Your goal: Set every record down verbatim and omit the pictures.

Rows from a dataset
:::
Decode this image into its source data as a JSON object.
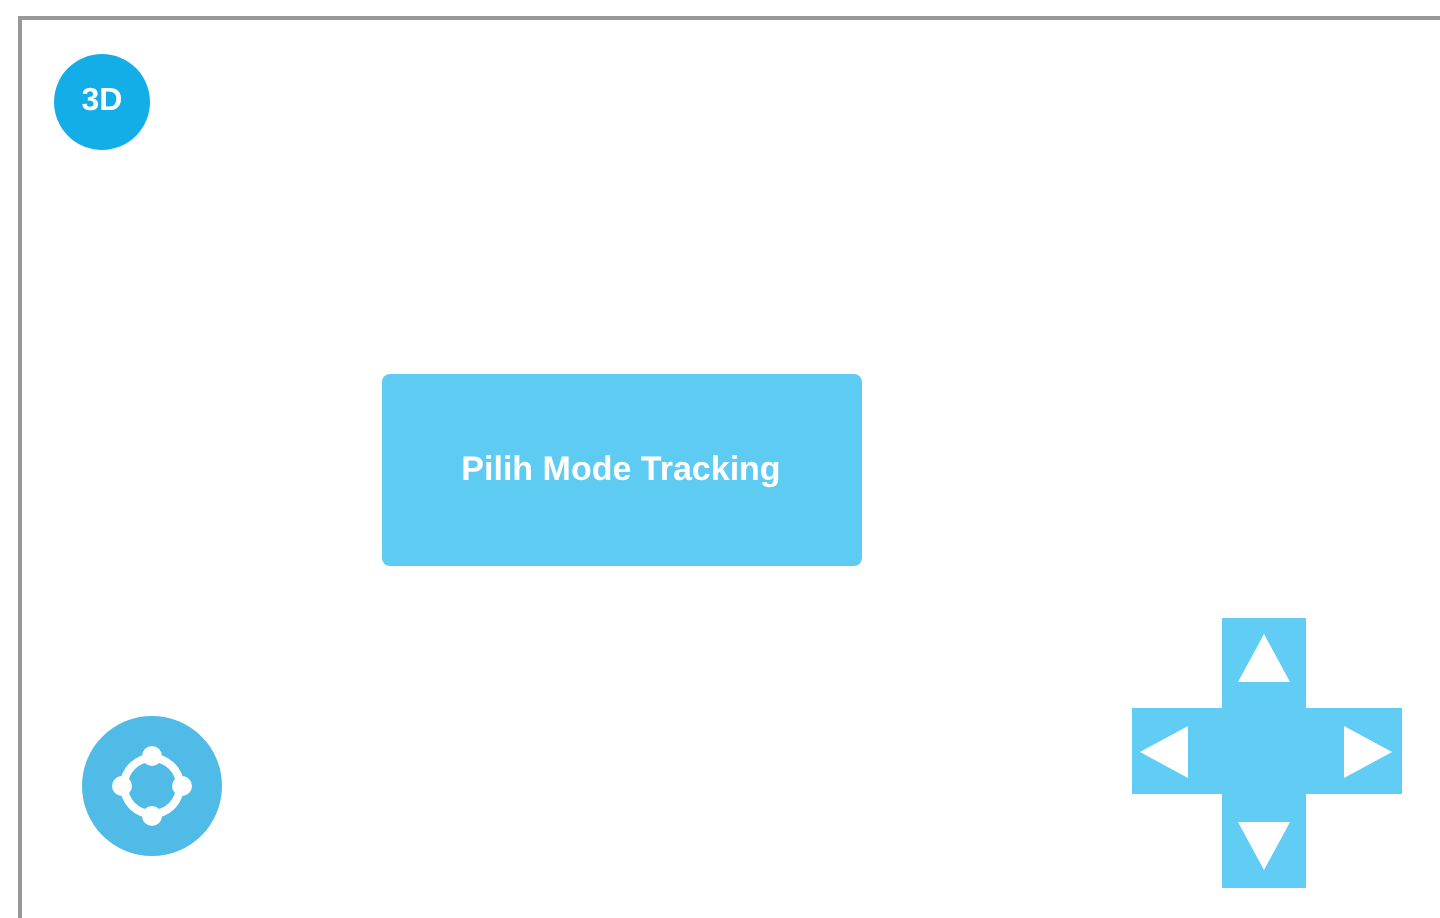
{
  "mode_button": {
    "label": "3D"
  },
  "tracking_button": {
    "label": "Pilih Mode Tracking"
  }
}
:::
Answer to the exercise:
Decode this image into its source data as a JSON object.
{
  "mode_button": {
    "label": "3D"
  },
  "tracking_button": {
    "label": "Pilih Mode Tracking"
  }
}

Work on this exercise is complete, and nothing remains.